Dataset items
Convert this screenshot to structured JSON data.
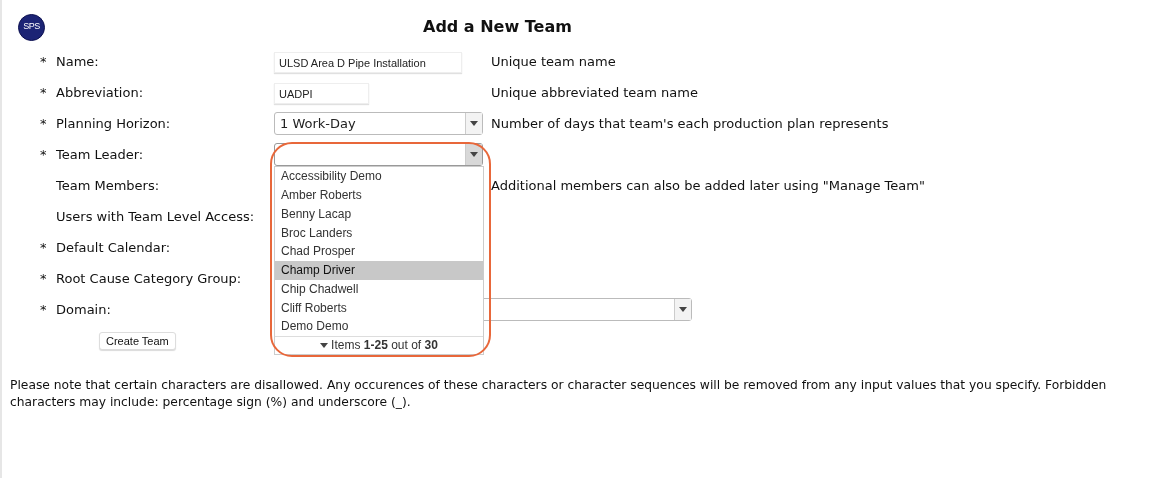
{
  "logo": {
    "text": "SPS"
  },
  "title": "Add a New Team",
  "fields": [
    {
      "marker": "*",
      "label": "Name:",
      "kind": "long_text",
      "value": "ULSD Area D Pipe Installation",
      "hint": "Unique team name"
    },
    {
      "marker": "*",
      "label": "Abbreviation:",
      "kind": "short_text",
      "value": "UADPI",
      "hint": "Unique abbreviated team name"
    },
    {
      "marker": "*",
      "label": "Planning Horizon:",
      "kind": "select",
      "value": "1 Work-Day",
      "hint": "Number of days that team's each production plan represents"
    },
    {
      "marker": "*",
      "label": "Team Leader:",
      "kind": "select",
      "open": true
    },
    {
      "label": "Team Members:",
      "kind": "covered",
      "hint": "Additional members can also be added later using \"Manage Team\""
    },
    {
      "label": "Users with Team Level Access:",
      "kind": "covered"
    },
    {
      "marker": "*",
      "label": "Default Calendar:",
      "kind": "covered"
    },
    {
      "marker": "*",
      "label": "Root Cause Category Group:",
      "kind": "covered"
    },
    {
      "marker": "*",
      "label": "Domain:",
      "kind": "wide_select"
    }
  ],
  "create_button": "Create Team",
  "team_leader_dropdown": {
    "options": [
      {
        "label": "Accessibility Demo",
        "selected": false
      },
      {
        "label": "Amber Roberts",
        "selected": false
      },
      {
        "label": "Benny Lacap",
        "selected": false
      },
      {
        "label": "Broc Landers",
        "selected": false
      },
      {
        "label": "Chad Prosper",
        "selected": false
      },
      {
        "label": "Champ Driver",
        "selected": true
      },
      {
        "label": "Chip Chadwell",
        "selected": false
      },
      {
        "label": "Cliff Roberts",
        "selected": false
      },
      {
        "label": "Demo Demo",
        "selected": false
      }
    ],
    "footer": "Items **1-25** out of **30**"
  },
  "note": "Please note that certain characters are disallowed. Any occurences of these characters or character sequences will be removed from any input values that you specify. Forbidden characters may include: percentage sign (%) and underscore (_)."
}
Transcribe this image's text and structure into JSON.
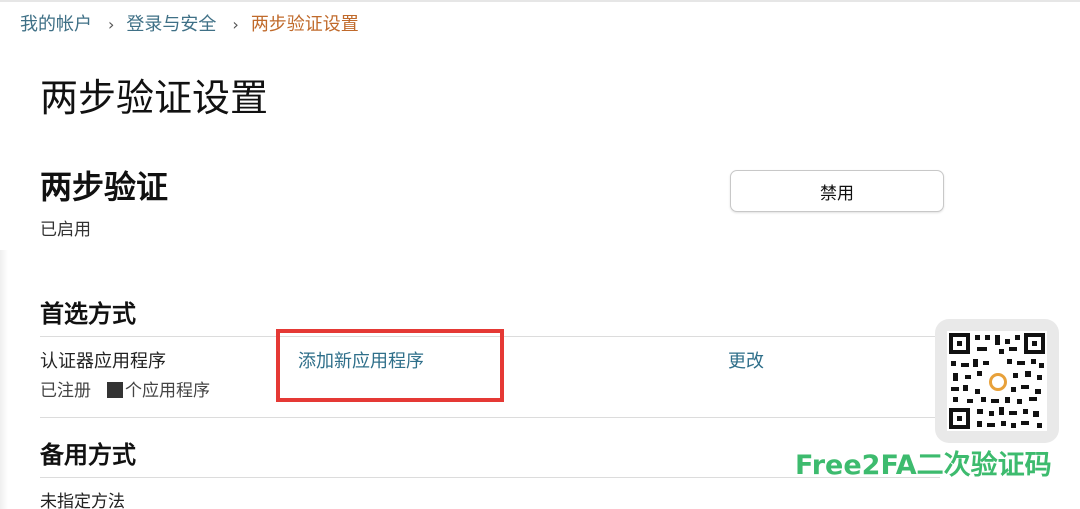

**GIVEN PROBLEM:**
Reproduce the listing above exactly, excluding all pictures.

**FINISHED ANSWER:**
Convert this screenshot to structured JSON data.
{
  "logo": {
    "text": "SPS"
  },
  "title": "Add a New Team",
  "fields": [
    {
      "marker": "*",
      "label": "Name:",
      "kind": "long_text",
      "value": "ULSD Area D Pipe Installation",
      "hint": "Unique team name"
    },
    {
      "marker": "*",
      "label": "Abbreviation:",
      "kind": "short_text",
      "value": "UADPI",
      "hint": "Unique abbreviated team name"
    },
    {
      "marker": "*",
      "label": "Planning Horizon:",
      "kind": "select",
      "value": "1 Work-Day",
      "hint": "Number of days that team's each production plan represents"
    },
    {
      "marker": "*",
      "label": "Team Leader:",
      "kind": "select",
      "open": true
    },
    {
      "label": "Team Members:",
      "kind": "covered",
      "hint": "Additional members can also be added later using \"Manage Team\""
    },
    {
      "label": "Users with Team Level Access:",
      "kind": "covered"
    },
    {
      "marker": "*",
      "label": "Default Calendar:",
      "kind": "covered"
    },
    {
      "marker": "*",
      "label": "Root Cause Category Group:",
      "kind": "covered"
    },
    {
      "marker": "*",
      "label": "Domain:",
      "kind": "wide_select"
    }
  ],
  "create_button": "Create Team",
  "team_leader_dropdown": {
    "options": [
      {
        "label": "Accessibility Demo",
        "selected": false
      },
      {
        "label": "Amber Roberts",
        "selected": false
      },
      {
        "label": "Benny Lacap",
        "selected": false
      },
      {
        "label": "Broc Landers",
        "selected": false
      },
      {
        "label": "Chad Prosper",
        "selected": false
      },
      {
        "label": "Champ Driver",
        "selected": true
      },
      {
        "label": "Chip Chadwell",
        "selected": false
      },
      {
        "label": "Cliff Roberts",
        "selected": false
      },
      {
        "label": "Demo Demo",
        "selected": false
      }
    ],
    "footer": "Items **1-25** out of **30**"
  },
  "note": "Please note that certain characters are disallowed. Any occurences of these characters or character sequences will be removed from any input values that you specify. Forbidden characters may include: percentage sign (%) and underscore (_)."
}
Transcribe this image's text and structure into JSON.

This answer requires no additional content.